## What you have to do
Using the material that follows, identify and copy each line with the string "struggles".

## Information provided
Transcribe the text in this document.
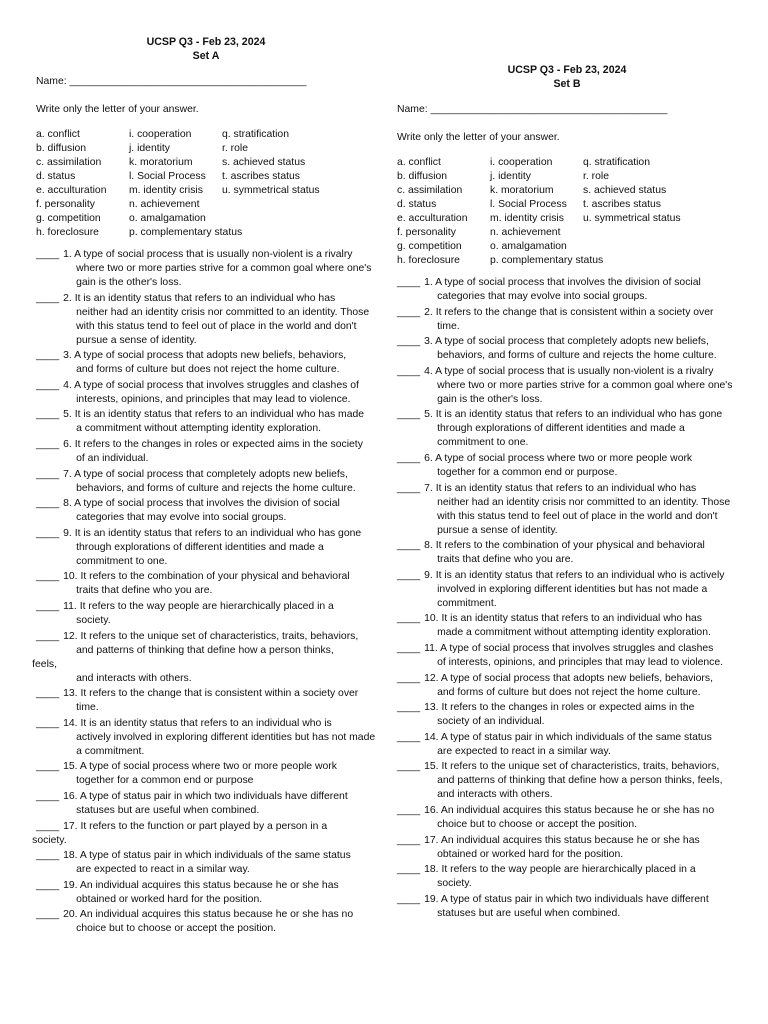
UCSP Q3 - Feb 23, 2024
Set A
Name: _________________________________________
Write only the letter of your answer.
a. conflict	i. cooperation	q. stratification
b. diffusion	j. identity	r. role
c. assimilation	k. moratorium	s. achieved status
d. status	l. Social Process	t. ascribes status
e. acculturation	m. identity crisis	u. symmetrical status
f. personality	n. achievement
g. competition	o. amalgamation
h. foreclosure	p. complementary status
____ 1. A type of social process that is usually non-violent is a rivalry
where two or more parties strive for a common goal where one's gain is the other's loss.
____ 2. It is an identity status that refers to an individual who has
neither had an identity crisis nor committed to an identity. Those with this status tend to feel out of place in the world and don't pursue a sense of identity.
____ 3. A type of social process that adopts new beliefs, behaviors,
and forms of culture but does not reject the home culture.
____ 4. A type of social process that involves struggles and clashes of
interests, opinions, and principles that may lead to violence.
____ 5. It is an identity status that refers to an individual who has made
a commitment without attempting identity exploration.
____ 6. It refers to the changes in roles or expected aims in the society
of an individual.
____ 7. A type of social process that completely adopts new beliefs,
behaviors, and forms of culture and rejects the home culture.
____ 8. A type of social process that involves the division of social
categories that may evolve into social groups.
____ 9. It is an identity status that refers to an individual who has gone
through explorations of different identities and made a commitment to one.
____ 10. It refers to the combination of your physical and behavioral
traits that define who you are.
____ 11. It refers to the way people are hierarchically placed in a
society.
____ 12. It refers to the unique set of characteristics, traits, behaviors,
and patterns of thinking that define how a person thinks,
feels,
and interacts with others.
____ 13. It refers to the change that is consistent within a society over
time.
____ 14. It is an identity status that refers to an individual who is
actively involved in exploring different identities but has not made a commitment.
____ 15. A type of social process where two or more people work
together for a common end or purpose
____ 16. A type of status pair in which two individuals have different
statuses but are useful when combined.
____ 17. It refers to the function or part played by a person in a
society.
____ 18. A type of status pair in which individuals of the same status
are expected to react in a similar way.
____ 19. An individual acquires this status because he or she has
obtained or worked hard for the position.
____ 20. An individual acquires this status because he or she has no
choice but to choose or accept the position.
UCSP Q3 - Feb 23, 2024
Set B
Name: _________________________________________
Write only the letter of your answer.
a. conflict	i. cooperation	q. stratification
b. diffusion	j. identity	r. role
c. assimilation	k. moratorium	s. achieved status
d. status	l. Social Process	t. ascribes status
e. acculturation	m. identity crisis	u. symmetrical status
f. personality	n. achievement
g. competition	o. amalgamation
h. foreclosure	p. complementary status
____ 1. A type of social process that involves the division of social
categories that may evolve into social groups.
____ 2. It refers to the change that is consistent within a society over
time.
____ 3. A type of social process that completely adopts new beliefs,
behaviors, and forms of culture and rejects the home culture.
____ 4. A type of social process that is usually non-violent is a rivalry
where two or more parties strive for a common goal where one's gain is the other's loss.
____ 5. It is an identity status that refers to an individual who has gone
through explorations of different identities and made a commitment to one.
____ 6. A type of social process where two or more people work
together for a common end or purpose.
____ 7. It is an identity status that refers to an individual who has
neither had an identity crisis nor committed to an identity. Those with this status tend to feel out of place in the world and don't pursue a sense of identity.
____ 8. It refers to the combination of your physical and behavioral
traits that define who you are.
____ 9. It is an identity status that refers to an individual who is actively
involved in exploring different identities but has not made a commitment.
____ 10. It is an identity status that refers to an individual who has
made a commitment without attempting identity exploration.
____ 11. A type of social process that involves struggles and clashes
of interests, opinions, and principles that may lead to violence.
____ 12. A type of social process that adopts new beliefs, behaviors,
and forms of culture but does not reject the home culture.
____ 13. It refers to the changes in roles or expected aims in the
society of an individual.
____ 14. A type of status pair in which individuals of the same status
are expected to react in a similar way.
____ 15. It refers to the unique set of characteristics, traits, behaviors,
and patterns of thinking that define how a person thinks, feels, and interacts with others.
____ 16. An individual acquires this status because he or she has no
choice but to choose or accept the position.
____ 17. An individual acquires this status because he or she has
obtained or worked hard for the position.
____ 18. It refers to the way people are hierarchically placed in a
society.
____ 19. A type of status pair in which two individuals have different
statuses but are useful when combined.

## Expected answer
____ 4. A type of social process that involves struggles and clashes of
____ 11. A type of social process that involves struggles and clashes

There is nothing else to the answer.